* **Work to do**:
Find the string "panel" and gather every line that holds it.

* **Task inputs**:
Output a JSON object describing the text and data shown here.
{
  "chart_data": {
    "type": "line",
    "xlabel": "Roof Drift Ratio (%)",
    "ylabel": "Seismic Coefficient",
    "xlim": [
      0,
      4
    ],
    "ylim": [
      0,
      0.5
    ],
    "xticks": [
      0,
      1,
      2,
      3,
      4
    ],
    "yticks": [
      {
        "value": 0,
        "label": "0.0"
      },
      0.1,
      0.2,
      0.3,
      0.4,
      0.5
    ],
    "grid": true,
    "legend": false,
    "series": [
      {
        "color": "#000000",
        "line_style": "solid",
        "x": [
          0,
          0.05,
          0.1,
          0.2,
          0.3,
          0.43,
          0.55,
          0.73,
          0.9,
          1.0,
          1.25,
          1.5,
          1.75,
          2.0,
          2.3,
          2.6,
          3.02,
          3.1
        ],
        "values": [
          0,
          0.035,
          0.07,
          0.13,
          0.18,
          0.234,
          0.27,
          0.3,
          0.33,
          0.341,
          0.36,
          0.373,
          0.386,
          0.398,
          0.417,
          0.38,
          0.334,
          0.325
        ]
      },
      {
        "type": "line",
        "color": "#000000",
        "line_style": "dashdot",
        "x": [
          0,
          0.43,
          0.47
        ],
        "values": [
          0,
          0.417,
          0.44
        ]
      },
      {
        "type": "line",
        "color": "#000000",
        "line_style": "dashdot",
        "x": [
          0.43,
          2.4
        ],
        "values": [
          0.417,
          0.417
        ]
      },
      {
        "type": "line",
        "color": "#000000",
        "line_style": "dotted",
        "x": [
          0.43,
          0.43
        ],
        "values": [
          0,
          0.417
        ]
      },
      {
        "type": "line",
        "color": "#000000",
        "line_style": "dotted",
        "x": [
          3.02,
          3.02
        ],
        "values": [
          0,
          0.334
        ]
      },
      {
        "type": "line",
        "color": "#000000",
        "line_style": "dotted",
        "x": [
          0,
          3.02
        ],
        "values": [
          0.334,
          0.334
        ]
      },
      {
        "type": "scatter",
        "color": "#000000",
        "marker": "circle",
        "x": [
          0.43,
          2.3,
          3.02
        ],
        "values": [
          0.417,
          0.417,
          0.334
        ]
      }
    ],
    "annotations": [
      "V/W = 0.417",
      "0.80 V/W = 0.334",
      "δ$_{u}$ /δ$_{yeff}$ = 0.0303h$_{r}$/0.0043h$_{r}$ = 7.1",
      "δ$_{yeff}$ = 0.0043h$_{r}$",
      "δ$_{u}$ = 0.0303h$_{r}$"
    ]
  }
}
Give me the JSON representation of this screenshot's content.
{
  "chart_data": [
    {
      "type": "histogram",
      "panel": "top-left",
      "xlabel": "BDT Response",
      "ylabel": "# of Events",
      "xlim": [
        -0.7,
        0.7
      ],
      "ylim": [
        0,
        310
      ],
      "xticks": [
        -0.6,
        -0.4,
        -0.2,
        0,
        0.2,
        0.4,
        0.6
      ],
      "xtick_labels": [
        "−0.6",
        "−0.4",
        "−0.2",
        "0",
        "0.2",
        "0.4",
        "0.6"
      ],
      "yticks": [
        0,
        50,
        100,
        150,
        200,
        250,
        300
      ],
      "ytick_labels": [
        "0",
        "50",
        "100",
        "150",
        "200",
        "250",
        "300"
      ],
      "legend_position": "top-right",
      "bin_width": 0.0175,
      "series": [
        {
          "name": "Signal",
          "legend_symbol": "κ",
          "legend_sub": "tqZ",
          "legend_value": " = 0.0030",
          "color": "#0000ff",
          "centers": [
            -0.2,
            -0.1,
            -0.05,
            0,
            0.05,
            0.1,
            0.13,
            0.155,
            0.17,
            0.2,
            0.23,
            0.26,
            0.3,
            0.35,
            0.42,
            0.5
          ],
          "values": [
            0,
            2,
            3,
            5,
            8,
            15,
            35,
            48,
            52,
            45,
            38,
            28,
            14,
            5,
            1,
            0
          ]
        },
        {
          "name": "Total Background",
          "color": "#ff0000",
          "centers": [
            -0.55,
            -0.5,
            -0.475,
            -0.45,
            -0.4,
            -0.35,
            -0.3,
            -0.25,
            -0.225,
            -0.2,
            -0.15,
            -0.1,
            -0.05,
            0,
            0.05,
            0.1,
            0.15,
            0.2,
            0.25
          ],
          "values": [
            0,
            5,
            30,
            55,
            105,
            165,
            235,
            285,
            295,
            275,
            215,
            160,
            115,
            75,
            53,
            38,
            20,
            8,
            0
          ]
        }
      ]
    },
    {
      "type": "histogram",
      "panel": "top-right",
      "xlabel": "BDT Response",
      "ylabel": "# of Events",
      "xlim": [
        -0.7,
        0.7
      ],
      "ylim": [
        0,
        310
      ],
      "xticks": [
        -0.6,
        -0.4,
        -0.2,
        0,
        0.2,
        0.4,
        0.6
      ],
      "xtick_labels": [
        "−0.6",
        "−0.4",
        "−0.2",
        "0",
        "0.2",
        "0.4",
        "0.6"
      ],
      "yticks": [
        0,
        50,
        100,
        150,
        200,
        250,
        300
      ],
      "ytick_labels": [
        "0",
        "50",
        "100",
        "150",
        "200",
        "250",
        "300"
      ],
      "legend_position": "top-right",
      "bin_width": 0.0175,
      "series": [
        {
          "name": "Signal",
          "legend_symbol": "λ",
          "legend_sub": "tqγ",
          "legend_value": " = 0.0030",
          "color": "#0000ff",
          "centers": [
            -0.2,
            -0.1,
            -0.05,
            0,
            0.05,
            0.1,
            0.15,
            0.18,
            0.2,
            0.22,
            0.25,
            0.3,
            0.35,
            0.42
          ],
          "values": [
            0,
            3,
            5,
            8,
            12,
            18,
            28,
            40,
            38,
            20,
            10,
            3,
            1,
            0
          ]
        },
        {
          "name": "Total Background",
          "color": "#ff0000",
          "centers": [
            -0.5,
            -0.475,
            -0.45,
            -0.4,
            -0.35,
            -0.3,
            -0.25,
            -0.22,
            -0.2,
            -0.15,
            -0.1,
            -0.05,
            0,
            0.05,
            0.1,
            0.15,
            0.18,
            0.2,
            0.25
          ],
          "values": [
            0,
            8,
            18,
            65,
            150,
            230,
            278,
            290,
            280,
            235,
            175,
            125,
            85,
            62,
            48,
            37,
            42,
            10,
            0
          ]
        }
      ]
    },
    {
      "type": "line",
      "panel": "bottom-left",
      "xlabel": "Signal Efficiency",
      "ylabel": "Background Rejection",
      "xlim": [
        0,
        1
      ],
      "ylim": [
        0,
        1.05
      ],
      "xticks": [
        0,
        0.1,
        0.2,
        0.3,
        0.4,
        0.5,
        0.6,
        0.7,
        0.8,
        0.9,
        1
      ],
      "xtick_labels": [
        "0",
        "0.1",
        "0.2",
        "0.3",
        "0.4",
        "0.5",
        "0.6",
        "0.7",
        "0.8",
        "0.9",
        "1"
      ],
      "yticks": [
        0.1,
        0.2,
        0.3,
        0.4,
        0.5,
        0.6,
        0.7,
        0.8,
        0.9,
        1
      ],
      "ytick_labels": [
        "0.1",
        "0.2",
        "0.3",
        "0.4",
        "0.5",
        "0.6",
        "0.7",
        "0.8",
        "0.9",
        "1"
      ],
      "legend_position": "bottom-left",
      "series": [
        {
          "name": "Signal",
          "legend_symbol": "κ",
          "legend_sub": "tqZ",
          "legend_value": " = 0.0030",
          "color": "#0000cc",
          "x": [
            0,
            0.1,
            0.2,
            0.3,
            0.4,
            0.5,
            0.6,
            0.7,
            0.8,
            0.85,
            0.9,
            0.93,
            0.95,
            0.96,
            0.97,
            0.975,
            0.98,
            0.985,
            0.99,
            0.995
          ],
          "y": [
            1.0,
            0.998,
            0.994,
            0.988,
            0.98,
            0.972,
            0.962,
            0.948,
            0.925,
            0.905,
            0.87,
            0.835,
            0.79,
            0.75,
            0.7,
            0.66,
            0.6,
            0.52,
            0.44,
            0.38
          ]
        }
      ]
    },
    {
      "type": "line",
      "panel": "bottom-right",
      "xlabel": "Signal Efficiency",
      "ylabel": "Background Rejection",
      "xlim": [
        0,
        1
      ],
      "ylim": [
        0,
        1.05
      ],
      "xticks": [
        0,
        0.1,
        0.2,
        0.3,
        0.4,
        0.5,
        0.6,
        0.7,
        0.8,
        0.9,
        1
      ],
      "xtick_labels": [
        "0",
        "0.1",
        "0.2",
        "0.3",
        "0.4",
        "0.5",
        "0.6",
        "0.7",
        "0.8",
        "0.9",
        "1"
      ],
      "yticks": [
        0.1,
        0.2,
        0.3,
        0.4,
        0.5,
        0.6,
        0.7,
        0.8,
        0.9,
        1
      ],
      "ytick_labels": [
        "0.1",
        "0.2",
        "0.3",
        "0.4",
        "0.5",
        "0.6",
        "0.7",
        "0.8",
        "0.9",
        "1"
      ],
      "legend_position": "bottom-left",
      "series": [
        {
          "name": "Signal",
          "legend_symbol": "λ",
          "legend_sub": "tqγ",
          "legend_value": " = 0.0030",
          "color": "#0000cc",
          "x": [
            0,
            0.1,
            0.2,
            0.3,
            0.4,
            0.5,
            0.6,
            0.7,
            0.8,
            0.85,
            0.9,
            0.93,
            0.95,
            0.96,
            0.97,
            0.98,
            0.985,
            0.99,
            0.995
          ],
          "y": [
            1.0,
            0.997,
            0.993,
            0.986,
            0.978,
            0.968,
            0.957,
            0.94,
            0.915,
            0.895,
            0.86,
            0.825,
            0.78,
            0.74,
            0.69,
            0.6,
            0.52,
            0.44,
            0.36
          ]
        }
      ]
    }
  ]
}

* **Written reply**:
      "panel": "top-left",
      "panel": "top-right",
      "panel": "bottom-left",
      "panel": "bottom-right",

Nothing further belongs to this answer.